§ Exercise directions
Go through the lines below and copy each one that holds the string "Personal".

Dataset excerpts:
___

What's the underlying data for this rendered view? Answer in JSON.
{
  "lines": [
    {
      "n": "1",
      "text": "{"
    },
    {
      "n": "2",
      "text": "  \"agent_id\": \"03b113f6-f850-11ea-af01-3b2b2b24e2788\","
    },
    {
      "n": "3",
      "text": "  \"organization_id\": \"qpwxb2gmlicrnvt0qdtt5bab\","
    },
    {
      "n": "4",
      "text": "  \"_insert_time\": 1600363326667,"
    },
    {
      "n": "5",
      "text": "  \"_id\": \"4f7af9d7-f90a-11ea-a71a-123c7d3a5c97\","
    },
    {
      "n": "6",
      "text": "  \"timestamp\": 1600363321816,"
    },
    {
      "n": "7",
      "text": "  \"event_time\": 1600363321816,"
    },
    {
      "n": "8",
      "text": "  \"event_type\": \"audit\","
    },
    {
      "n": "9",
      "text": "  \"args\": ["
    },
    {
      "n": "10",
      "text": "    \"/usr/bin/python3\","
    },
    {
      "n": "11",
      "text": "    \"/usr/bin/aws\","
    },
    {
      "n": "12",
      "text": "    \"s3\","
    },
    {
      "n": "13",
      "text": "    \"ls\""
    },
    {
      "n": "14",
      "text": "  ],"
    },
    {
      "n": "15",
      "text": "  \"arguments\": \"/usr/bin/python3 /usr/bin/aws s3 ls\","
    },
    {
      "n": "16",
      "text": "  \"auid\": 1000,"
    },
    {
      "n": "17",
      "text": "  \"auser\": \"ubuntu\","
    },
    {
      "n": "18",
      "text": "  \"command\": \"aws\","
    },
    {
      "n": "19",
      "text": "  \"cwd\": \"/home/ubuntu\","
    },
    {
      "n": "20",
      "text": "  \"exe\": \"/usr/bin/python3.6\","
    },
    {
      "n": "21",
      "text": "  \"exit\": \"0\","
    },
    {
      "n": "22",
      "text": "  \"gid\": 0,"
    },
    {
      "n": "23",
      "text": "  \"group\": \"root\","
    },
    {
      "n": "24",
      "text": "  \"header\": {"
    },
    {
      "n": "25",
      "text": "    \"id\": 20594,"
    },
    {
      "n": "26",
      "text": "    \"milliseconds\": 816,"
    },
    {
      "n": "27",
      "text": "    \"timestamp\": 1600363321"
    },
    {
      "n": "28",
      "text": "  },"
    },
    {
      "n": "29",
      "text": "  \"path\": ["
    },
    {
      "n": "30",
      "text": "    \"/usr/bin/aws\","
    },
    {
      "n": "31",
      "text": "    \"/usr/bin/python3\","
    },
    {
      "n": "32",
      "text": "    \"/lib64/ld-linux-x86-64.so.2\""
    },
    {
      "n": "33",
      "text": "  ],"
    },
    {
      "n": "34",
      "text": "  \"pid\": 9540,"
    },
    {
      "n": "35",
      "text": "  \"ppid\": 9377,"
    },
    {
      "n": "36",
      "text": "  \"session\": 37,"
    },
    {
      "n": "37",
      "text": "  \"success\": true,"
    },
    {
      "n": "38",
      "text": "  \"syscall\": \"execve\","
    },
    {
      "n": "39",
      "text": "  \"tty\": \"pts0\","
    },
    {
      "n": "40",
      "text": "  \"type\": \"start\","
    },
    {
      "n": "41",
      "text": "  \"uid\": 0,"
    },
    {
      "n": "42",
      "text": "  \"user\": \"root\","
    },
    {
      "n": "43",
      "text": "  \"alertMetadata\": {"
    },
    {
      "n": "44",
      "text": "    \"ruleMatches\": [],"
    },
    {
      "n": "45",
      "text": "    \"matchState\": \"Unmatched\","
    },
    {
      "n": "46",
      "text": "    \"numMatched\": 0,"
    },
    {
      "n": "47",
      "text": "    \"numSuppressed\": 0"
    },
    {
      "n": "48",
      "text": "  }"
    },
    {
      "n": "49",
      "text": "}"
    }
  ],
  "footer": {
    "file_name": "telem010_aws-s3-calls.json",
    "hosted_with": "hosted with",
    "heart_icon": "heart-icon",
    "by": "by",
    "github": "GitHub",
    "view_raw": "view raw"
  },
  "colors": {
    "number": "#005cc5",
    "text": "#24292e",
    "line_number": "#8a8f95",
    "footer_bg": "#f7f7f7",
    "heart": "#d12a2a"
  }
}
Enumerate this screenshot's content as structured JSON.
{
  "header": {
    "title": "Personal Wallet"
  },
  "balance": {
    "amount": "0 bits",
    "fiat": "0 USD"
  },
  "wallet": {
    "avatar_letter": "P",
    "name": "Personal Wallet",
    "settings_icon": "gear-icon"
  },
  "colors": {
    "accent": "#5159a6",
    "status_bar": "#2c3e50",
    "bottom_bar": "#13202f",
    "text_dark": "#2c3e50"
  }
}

___

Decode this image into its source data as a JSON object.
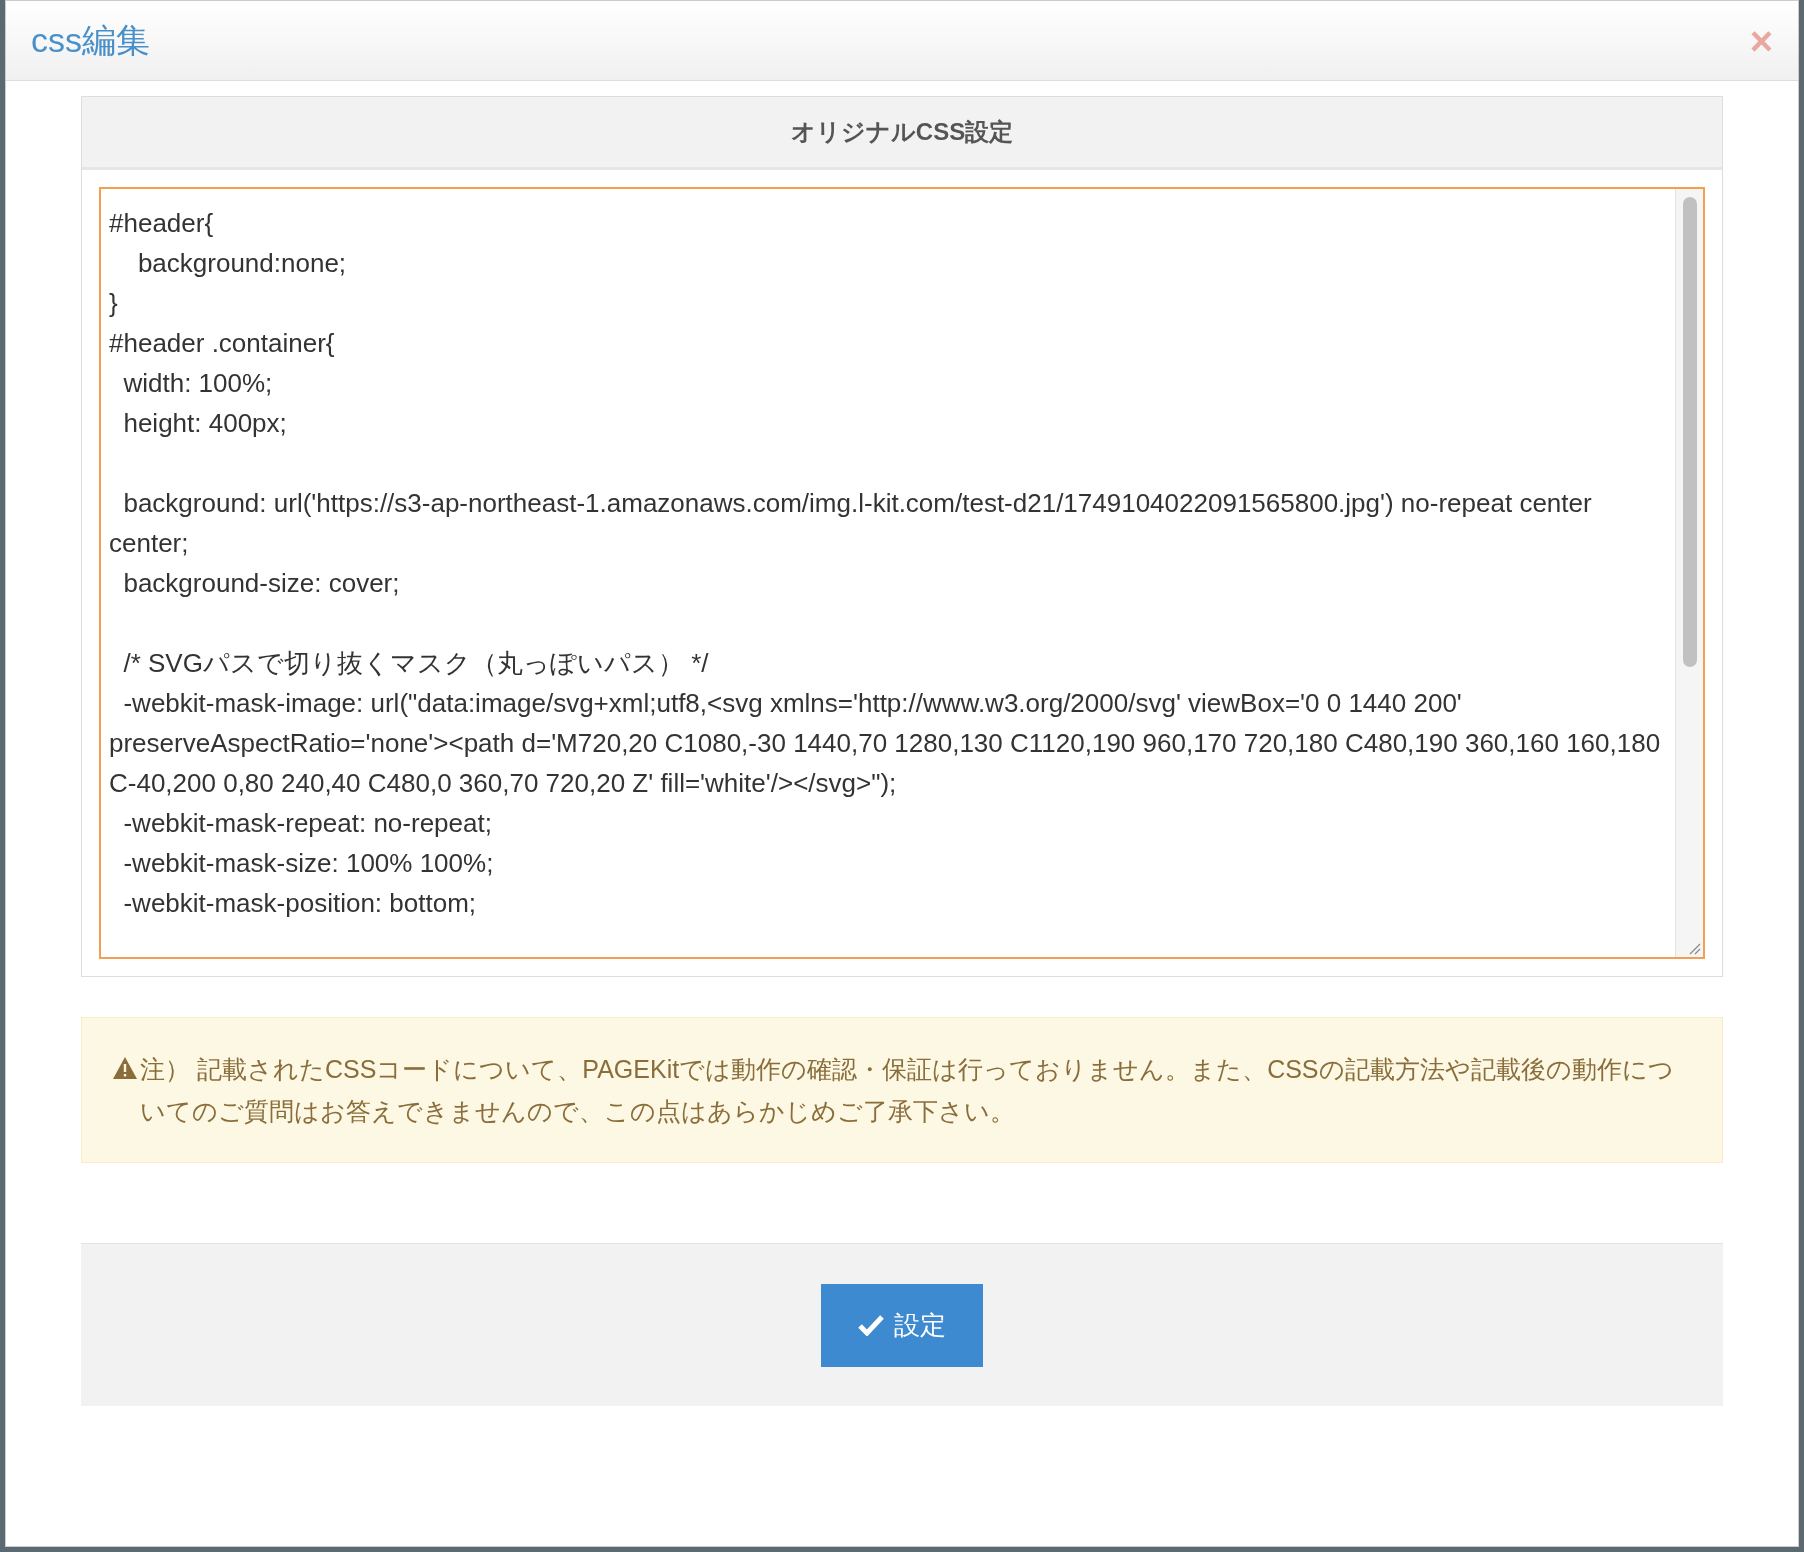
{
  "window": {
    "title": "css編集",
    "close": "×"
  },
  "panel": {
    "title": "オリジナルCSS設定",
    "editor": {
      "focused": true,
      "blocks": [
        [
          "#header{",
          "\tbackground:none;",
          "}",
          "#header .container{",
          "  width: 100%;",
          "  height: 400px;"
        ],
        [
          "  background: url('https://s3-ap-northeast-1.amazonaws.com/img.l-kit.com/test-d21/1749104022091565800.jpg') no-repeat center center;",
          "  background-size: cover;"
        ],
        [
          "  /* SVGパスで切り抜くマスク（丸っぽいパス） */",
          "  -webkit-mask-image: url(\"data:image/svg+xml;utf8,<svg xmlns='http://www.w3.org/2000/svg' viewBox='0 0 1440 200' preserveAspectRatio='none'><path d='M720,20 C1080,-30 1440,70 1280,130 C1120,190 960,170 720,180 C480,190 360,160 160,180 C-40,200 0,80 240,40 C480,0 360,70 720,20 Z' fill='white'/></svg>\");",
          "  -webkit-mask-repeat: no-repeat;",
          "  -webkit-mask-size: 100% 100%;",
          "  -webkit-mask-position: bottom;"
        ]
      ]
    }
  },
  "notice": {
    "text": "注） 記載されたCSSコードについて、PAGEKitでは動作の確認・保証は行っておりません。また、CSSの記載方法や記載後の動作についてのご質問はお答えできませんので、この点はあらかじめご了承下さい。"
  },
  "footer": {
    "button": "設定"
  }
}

___

§ Output below
    "title": "Personal Wallet"
    "name": "Personal Wallet",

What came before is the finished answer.